_Goal of the exercise_. Using the records provided below, locate and copy each line that contains the word "risque".

_Available records_.
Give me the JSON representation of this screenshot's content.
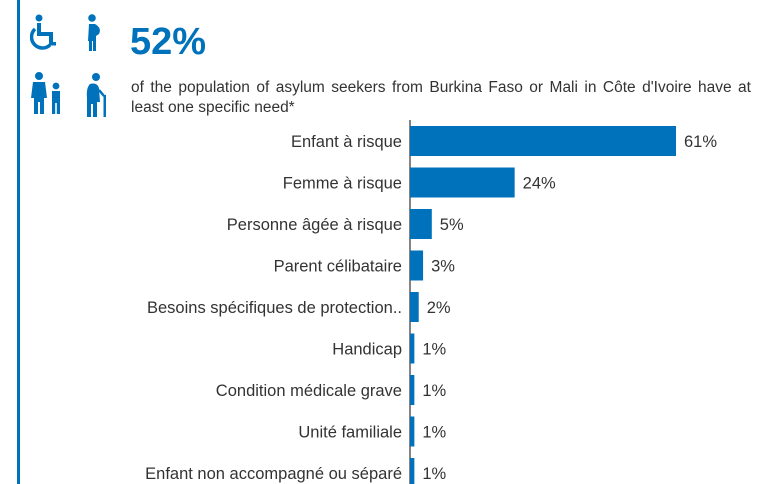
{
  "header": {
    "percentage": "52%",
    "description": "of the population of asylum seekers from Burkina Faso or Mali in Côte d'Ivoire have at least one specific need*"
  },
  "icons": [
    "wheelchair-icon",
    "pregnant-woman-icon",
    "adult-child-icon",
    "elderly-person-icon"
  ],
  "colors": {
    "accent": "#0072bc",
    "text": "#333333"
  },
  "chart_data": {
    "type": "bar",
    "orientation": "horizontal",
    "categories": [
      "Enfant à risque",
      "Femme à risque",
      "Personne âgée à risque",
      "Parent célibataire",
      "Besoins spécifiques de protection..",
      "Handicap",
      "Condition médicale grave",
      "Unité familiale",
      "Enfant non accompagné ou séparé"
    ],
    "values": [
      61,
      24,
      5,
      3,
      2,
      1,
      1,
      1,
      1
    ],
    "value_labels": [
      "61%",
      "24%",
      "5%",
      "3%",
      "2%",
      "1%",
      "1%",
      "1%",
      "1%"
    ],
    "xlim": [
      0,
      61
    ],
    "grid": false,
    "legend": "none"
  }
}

_Written solution_.
      "Enfant à risque",
      "Femme à risque",
      "Personne âgée à risque",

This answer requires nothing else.